- [Provided passage]:
^^^^
As I mentioned he was not a designer. So where did the plan for this grand monument to Protestant Faith in its Anglican Avatar come from. I have given the plan of St Martins of the field designed by James Gibbs at the very top of this Essay. Compare the floor plan of the two. It is identical. James Gibbs studied Architecture under the famous Italian Master Builder, Carlo Fontana and was deeply influence by the Neo Classical trend of impressive Palladian elements combined with Ionic pillars with a distince air of classical revival acting as a metaphor. Gibbs is hardly remembered today when the likes of Corbusier and Lyod Frank Wright are the main inspirations. But in his day he was the most influential. His book on Achtitecture contains the entire drawings plans and elevaion of the St Martins of the Field Church and they are all replicated here in Madras on the Great Choultry Plain on which the Cathedral stands'

The end of the long decades of war with Mysore which was under the usurper Sultan, Tipu, was now over and the East India Company wanted a religious edifie to symbolize its presence.The Church was 101 feet long and 54 feet wide with a tall spire.There were still some legal issues to be sorted out. The land on which the Church stands was part of the Choultry Plain which the Company claimed was given by the Nawab of Carnatic. However, the Company Officials, particularly the Board of Control did not want the direct control of the Church to be in the hands of the Company. It is ironic that the Company had no hesitation in seizing Temple Lands and Poperties but bulked at the prospect of Governmental control over the Church. A legal fiction was intoduced by making the trutees who were six senior officers of the Company to purchase the land from the Company and a title deed dran up. This implies that the rese of the land which is today taken by the uS Consulate and the Oxford University press belong to the Government.

After the construction of the High Anglican Cathedral, Major Thomas de Hallivand was to take up  a project closer to his heart, the St. Andrews' Kirk. This was a Scotting Reformed Protestant Church and its construction was a signal that the Company was beginning to follow a more inclusive policy with regard to sectarian differences. There were enough Scots to desire a religious sanctuary dedicated to their own faith. Thomas de Hallivand wanted his New Church to have a domed roof which constitutd a technical challenge. Once again the inspiration for the Plan was drawn from Gibbs who in the preface of his book writes that he hoped that people would be inspied by his 'pattern book".He said, "he hoped that his book would be useful in remote parts where little or no assistance for designs can be procured". A telling admission that he saw his remarkable book as a Template for European Architecture in the expanding empire.
^^^^
- [Listed entries]:

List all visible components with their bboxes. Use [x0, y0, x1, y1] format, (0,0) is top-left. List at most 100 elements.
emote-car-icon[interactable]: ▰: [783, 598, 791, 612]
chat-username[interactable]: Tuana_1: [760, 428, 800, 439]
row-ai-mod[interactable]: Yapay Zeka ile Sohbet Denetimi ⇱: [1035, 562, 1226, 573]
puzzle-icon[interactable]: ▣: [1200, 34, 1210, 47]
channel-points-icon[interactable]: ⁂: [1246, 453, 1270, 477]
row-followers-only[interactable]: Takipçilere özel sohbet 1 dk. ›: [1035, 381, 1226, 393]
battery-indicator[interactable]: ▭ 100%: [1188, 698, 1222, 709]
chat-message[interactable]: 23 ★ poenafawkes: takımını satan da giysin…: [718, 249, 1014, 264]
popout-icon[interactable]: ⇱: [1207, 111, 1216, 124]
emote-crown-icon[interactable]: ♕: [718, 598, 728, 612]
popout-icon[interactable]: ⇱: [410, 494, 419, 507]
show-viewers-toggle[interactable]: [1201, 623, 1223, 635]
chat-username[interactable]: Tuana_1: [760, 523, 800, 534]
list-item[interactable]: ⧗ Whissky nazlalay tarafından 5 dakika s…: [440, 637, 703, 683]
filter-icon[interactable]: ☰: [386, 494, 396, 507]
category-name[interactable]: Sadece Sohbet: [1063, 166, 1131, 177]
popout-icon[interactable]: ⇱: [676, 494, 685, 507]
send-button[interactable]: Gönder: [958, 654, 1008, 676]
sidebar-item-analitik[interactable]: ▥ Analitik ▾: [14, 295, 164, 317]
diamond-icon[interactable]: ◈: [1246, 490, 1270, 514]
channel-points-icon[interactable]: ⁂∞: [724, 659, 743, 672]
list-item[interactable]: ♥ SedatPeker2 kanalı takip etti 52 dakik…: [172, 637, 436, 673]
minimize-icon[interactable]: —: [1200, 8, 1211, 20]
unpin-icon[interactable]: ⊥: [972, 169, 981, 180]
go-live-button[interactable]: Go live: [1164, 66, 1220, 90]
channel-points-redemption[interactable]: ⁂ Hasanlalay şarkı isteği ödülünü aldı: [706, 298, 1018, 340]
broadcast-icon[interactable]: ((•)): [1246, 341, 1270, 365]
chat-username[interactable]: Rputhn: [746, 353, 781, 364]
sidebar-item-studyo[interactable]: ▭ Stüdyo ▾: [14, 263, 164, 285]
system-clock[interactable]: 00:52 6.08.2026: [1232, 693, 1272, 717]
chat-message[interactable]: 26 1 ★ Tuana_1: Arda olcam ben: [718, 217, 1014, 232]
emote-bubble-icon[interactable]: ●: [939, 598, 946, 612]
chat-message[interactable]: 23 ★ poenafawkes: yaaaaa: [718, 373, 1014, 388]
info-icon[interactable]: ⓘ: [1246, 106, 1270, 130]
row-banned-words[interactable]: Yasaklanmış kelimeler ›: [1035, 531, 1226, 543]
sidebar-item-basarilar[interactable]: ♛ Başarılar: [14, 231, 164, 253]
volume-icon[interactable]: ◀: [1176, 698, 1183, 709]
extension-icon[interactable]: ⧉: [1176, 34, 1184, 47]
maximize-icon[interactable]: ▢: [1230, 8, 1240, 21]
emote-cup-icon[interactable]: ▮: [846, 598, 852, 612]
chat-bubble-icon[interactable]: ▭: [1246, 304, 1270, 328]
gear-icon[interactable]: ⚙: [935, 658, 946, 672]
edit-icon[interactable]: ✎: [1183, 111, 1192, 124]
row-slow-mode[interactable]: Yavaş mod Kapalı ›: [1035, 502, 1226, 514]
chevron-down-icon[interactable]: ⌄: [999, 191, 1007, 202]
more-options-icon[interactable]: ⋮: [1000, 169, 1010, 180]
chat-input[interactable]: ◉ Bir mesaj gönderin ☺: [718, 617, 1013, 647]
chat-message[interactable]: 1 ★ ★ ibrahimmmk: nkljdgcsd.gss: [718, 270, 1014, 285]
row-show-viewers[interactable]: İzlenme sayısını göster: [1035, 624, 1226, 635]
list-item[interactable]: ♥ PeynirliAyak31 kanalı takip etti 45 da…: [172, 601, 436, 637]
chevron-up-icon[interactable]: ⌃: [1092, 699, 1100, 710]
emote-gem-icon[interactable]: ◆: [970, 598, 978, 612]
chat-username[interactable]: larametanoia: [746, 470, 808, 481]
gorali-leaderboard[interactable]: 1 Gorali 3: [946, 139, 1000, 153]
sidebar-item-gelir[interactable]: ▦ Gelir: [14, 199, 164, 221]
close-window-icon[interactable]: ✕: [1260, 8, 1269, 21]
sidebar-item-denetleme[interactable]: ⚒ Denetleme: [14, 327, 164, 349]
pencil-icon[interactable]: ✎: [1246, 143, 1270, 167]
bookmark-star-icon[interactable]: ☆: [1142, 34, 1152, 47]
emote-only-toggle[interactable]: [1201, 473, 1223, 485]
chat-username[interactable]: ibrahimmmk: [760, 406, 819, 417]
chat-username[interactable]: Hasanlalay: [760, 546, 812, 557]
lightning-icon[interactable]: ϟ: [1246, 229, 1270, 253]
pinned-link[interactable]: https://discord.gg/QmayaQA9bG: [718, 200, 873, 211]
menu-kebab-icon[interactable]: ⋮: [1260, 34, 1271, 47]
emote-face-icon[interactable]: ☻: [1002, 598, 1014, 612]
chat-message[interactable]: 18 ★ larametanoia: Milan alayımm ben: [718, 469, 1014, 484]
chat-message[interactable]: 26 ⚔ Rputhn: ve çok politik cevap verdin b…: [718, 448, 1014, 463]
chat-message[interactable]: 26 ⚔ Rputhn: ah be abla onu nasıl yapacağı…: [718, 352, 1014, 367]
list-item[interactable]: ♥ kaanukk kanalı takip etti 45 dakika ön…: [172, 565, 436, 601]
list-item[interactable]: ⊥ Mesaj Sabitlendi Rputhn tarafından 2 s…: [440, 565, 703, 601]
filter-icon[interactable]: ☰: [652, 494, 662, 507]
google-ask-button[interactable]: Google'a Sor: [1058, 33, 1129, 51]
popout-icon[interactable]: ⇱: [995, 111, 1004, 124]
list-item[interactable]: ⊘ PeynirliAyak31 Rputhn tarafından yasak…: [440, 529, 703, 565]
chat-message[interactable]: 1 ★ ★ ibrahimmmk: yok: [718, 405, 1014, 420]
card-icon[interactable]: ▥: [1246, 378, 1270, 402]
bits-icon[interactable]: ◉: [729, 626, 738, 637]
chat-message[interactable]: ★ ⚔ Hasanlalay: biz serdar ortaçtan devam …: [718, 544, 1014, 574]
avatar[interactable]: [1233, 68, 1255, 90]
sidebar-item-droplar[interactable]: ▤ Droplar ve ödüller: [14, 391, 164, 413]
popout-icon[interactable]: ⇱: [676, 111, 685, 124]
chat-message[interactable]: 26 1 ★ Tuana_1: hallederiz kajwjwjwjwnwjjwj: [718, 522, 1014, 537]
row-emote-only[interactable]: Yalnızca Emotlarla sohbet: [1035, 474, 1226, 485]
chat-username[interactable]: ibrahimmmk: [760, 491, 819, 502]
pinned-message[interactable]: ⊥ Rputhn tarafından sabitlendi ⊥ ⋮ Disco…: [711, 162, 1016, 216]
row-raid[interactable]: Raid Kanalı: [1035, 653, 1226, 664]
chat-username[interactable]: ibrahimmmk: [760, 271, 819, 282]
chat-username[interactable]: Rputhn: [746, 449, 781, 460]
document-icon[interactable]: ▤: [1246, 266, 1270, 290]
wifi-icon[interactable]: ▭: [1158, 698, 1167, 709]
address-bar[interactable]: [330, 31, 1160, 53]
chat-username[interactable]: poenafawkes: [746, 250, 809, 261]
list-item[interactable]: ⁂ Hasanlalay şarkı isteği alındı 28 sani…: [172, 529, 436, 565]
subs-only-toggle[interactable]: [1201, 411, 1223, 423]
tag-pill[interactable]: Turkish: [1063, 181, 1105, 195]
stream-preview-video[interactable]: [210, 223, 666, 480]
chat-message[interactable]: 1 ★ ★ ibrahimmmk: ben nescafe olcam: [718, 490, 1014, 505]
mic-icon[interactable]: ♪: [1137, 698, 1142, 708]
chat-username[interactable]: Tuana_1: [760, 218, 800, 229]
^^^^
- [Activity]:
Answer these questions from the essay on the Madras cathedral:
(a) Under which Italian master builder did James Gibbs study architecture?
(b) How long and how wide was the Church?
(c) What kind of roof did Thomas de Hallivand want for his new church?
Answer from the essay alone, not from the material.

- [Solution to the exercise]:
(a) Carlo Fontana
(b) 101 feet long and 54 feet wide
(c) A domed roof